[WHAT YOU HAVE TO DO]
Return the data lines unchanged, starting with the line that contains "Itemize the components" and continuing through the line that contains "list-item-text: Undersample majority", both included. Omit the pictures.

[ITEMS]
= = = = =
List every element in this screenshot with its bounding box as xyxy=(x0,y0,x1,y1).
= = = = =
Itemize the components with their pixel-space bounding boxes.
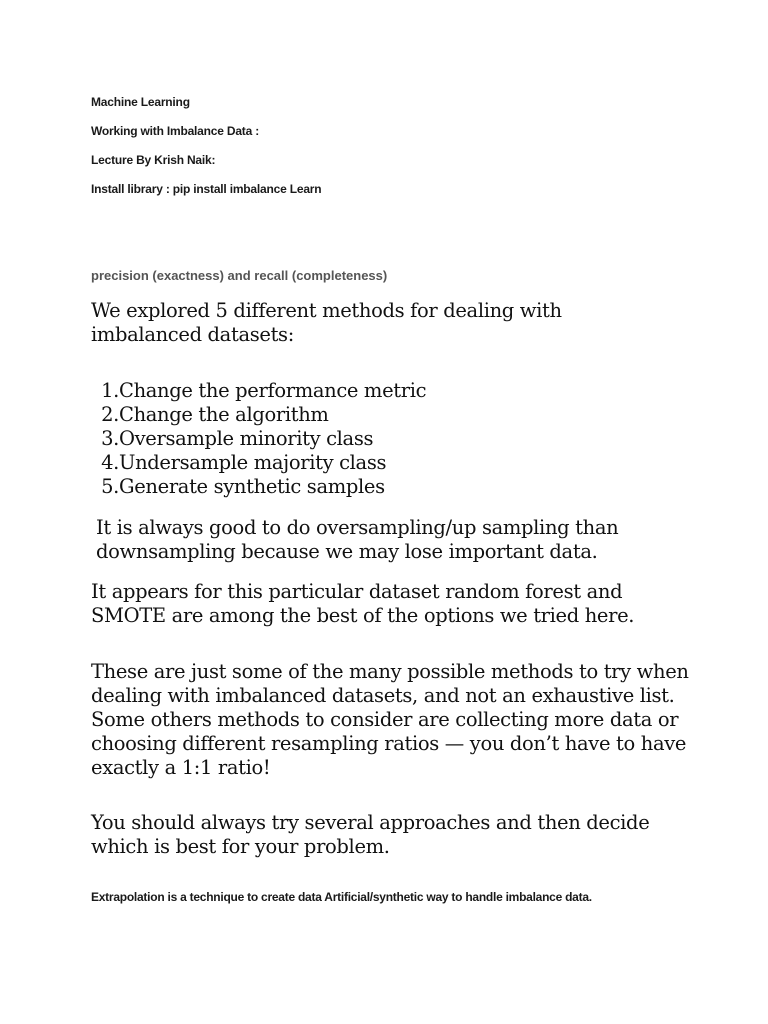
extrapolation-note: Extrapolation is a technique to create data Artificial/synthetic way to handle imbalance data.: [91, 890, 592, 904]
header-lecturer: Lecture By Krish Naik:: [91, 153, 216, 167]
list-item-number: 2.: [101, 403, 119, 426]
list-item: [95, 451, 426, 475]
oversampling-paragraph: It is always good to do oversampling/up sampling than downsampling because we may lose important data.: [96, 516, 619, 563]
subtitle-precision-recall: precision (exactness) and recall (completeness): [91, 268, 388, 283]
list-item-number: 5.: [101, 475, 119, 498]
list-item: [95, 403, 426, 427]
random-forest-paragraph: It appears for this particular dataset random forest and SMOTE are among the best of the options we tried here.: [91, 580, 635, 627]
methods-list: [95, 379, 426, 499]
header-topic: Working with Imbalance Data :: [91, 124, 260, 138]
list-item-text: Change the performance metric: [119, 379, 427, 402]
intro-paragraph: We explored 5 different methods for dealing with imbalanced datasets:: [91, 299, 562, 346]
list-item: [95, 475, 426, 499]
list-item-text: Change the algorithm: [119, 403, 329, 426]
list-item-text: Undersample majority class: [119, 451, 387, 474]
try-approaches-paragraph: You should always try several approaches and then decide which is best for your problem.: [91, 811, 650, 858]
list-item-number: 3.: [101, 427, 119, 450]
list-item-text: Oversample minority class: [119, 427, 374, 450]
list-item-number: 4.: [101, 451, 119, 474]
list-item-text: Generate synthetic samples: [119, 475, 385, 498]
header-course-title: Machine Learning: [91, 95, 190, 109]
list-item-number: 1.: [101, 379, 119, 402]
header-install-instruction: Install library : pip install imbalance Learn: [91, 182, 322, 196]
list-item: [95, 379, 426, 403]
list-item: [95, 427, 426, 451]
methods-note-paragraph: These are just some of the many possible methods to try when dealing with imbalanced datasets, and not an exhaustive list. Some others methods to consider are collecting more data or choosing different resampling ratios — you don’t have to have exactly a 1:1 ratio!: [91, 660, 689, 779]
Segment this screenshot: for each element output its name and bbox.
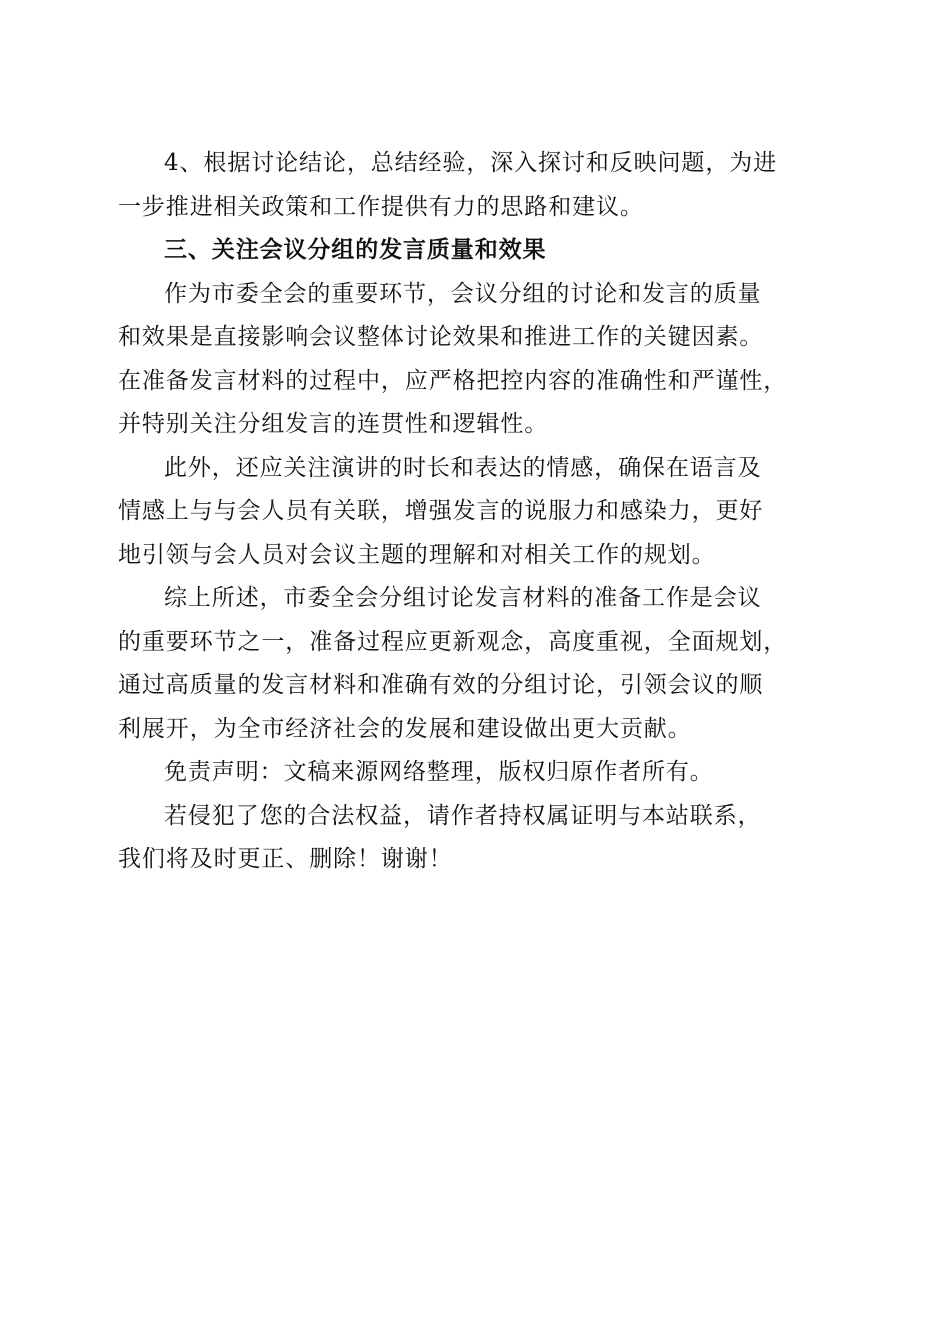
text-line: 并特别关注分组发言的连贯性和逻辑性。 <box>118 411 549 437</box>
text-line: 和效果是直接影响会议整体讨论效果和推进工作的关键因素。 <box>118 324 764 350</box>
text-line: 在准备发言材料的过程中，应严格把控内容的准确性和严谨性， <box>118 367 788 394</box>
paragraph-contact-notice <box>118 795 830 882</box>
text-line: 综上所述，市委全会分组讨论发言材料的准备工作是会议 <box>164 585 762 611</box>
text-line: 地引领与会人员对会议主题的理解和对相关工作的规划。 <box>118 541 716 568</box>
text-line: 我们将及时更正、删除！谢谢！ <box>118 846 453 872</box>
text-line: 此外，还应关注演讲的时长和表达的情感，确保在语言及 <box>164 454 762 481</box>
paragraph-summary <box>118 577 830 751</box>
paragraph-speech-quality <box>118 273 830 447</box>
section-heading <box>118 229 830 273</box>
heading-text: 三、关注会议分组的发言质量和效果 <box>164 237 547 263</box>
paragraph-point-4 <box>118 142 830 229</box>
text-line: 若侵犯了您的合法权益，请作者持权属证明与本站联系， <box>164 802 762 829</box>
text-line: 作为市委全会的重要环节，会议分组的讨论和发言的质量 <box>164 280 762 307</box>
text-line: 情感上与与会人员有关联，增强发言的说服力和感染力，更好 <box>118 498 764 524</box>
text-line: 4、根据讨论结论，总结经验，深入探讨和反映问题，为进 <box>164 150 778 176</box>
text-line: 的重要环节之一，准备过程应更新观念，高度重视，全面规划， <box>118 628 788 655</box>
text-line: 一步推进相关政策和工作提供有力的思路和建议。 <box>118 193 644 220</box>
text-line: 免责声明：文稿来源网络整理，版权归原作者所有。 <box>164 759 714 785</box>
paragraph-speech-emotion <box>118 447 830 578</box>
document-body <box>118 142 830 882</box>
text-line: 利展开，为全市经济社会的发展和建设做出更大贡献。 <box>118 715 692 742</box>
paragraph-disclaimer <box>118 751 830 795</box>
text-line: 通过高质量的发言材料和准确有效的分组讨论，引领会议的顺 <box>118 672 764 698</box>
= = = = =
[FULL OUTPUT]
Itemize the components with their pixel-space bounding boxes.
extrapolation-note: Extrapolation is a technique to create data Artificial/synthetic way to handle imbalance data.: [91, 890, 592, 904]
header-lecturer: Lecture By Krish Naik:: [91, 153, 216, 167]
list-item-number: 2.: [101, 403, 119, 426]
list-item: [95, 451, 426, 475]
oversampling-paragraph: It is always good to do oversampling/up sampling than downsampling because we may lose important data.: [96, 516, 619, 563]
subtitle-precision-recall: precision (exactness) and recall (completeness): [91, 268, 388, 283]
list-item-number: 5.: [101, 475, 119, 498]
list-item: [95, 403, 426, 427]
random-forest-paragraph: It appears for this particular dataset random forest and SMOTE are among the best of the options we tried here.: [91, 580, 635, 627]
methods-list: [95, 379, 426, 499]
header-topic: Working with Imbalance Data :: [91, 124, 260, 138]
list-item-text: Change the performance metric: [119, 379, 427, 402]
intro-paragraph: We explored 5 different methods for dealing with imbalanced datasets:: [91, 299, 562, 346]
list-item: [95, 475, 426, 499]
list-item-text: Change the algorithm: [119, 403, 329, 426]
list-item-text: Undersample majority class: [119, 451, 387, 474]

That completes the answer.